SOURCE DOCUMENT:
'''
The physical and mental ways exercise helps reduce stress have a powerful affect on how we see ourselves. A person who is fit may enjoy increased confidence and strength (on the Exercise Floor and beyond). Combined with a healthy dose of exercise-induced endorphins (happy hormones), it is easier to feel positive and in control. You look and feel healthier, which is the most fashionable way to be powerful.

All forms of exercise combat stress, but some are more effective than others. If you crave a workout that brings on that laidback summer attitude (you know, the one your neighbor on a lounge chair seems to have accomplished effortlessly), try these:

Swim: Enjoy the instant relief of not having to support your physical structure. Allow the water’s buoyancy to carry you. Then, put its resistance to work for you as you accomplish a cardio and strengthening workout. Take these exercises with you when not at the Center. Water workouts help you cool off, from both high temps and high stress levels.

Find fun in the everyday. Make your Group Fitness class an hour-long vacation.
Find fun in the everyday. Make your Group Fitness class an hour-long vacation.

Shake It Off: Take a Group Fitness class and, literally, shake off tensions when you bust a move. Classes also offer a supportive, friendly environment. Exercise feels less like work and more like fun. Being surrounded by others in this endorphin-filled environment can bring a smile after the toughest day. A connection with a workout buddy can keep that smile going, even when not at the Center.

Walk: Take a walk and let your thoughts wander. Sometimes, when you do not focus on issues, solutions come more easily. Or, you may wish to contemplate a specific situation and determine options. Walking also provides an escape. You are physically leaving behind your desk with its piles of work, your kitchen with its messes, or your significant other with a stalled disagreement. Fall into a walking rhythm and succumb to a meditative state.

Practice Yoga, Pilates, T’ai Chi: These forms of exercise take specific steps to incorporate the mind into your workout. In other words, mindfulness is not an option. If you struggle to be in the present, either during your workout or in everyday life, these exercise disciplines strengthen that ability. Mind-body connection is a requirement. Increased mental and physical balance are the outcome. Learn methods of breathing and thinking to help make mindful awareness more possible in all movement.

Incorporate Stress-Reducers

No one is going to hand you an empty day and encourage you to fill it with rest and joy. Free time is hard to find. The solution: Insert a little relaxation into everything you do. This helps make the stressful stuff feel more like a challenge to be overcome than a detriment. It also helps free time feel even better.

Meditate: If you cannot go to the mountains/ocean/insert your peaceful scene here –bring it with you. Take a little piece of peace wherever you travel, even if only to the bank, grocery store, and Center.

Meditation often has a formal and mysterious connotation. Sitting on the hard floor, in an uncomfortable position, trying to think of– nothing?.  Banish the idea and the sore tush. It’s time to incorporate meditation into daily life.
'''
SET EXERCISE 1: Which three exercise disciplines does the passage on exercise and stress name as bringing the mind into a workout?
SET EXERCISE 2: Please return the passage on exercise and stress from "No one is going" to "store, and Center.".
The lines that come next are taken from a separate source.

SUPPLIED RECORDS:
'''
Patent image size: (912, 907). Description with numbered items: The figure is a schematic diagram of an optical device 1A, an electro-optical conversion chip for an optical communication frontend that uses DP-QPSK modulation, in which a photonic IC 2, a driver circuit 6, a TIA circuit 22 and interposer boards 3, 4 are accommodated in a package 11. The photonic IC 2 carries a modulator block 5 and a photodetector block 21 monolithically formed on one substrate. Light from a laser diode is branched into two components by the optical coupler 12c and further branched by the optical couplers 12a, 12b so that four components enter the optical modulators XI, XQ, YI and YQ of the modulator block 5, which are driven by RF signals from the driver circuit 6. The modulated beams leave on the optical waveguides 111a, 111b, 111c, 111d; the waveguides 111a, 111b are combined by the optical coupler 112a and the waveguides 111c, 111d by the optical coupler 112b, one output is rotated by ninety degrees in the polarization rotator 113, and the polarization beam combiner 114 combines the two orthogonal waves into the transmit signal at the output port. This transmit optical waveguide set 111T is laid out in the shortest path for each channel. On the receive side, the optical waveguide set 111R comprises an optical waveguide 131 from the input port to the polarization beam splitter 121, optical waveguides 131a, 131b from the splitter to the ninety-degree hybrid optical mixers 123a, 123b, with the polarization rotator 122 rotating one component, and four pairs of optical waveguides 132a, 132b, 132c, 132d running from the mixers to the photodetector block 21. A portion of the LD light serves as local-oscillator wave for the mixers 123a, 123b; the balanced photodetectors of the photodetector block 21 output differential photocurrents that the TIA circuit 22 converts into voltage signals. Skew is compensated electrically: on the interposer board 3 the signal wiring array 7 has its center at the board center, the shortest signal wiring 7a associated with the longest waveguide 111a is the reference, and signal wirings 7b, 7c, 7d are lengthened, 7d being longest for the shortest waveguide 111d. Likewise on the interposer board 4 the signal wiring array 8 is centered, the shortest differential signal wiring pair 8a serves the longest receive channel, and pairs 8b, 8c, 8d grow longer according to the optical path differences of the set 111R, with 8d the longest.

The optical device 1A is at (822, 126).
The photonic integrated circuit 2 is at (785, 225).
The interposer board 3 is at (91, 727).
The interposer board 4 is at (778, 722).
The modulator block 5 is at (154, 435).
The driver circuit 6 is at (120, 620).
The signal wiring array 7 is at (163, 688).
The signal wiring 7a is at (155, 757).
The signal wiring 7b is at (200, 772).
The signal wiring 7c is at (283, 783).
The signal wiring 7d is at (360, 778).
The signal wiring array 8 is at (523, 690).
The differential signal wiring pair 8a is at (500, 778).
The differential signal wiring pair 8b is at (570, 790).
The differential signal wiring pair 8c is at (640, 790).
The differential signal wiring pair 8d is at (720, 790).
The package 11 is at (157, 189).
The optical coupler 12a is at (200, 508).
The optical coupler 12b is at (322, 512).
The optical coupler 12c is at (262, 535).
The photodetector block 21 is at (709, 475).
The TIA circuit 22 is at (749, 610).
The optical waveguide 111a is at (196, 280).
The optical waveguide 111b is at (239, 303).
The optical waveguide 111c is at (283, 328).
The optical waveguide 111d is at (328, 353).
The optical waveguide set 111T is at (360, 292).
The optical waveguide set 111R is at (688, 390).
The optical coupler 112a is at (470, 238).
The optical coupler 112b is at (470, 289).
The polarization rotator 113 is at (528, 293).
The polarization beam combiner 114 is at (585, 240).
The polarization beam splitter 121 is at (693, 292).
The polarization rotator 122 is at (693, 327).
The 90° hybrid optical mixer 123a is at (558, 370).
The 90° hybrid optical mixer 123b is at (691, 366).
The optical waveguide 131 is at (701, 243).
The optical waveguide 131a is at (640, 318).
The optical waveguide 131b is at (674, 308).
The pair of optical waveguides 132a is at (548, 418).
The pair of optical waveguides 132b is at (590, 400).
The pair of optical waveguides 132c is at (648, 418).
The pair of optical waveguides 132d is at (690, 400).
'''
TASK ANSWER 1: Yoga, Pilates, and T'ai Chi.

TASK ANSWER 2:
No one is going to hand you an empty day and encourage you to fill it with rest and joy. Free time is hard to find. The solution: Insert a little relaxation into everything you do. This helps make the stressful stuff feel more like a challenge to be overcome than a detriment. It also helps free time feel even better.

Meditate: If you cannot go to the mountains/ocean/insert your peaceful scene here –bring it with you. Take a little piece of peace wherever you travel, even if only to the bank, grocery store, and Center.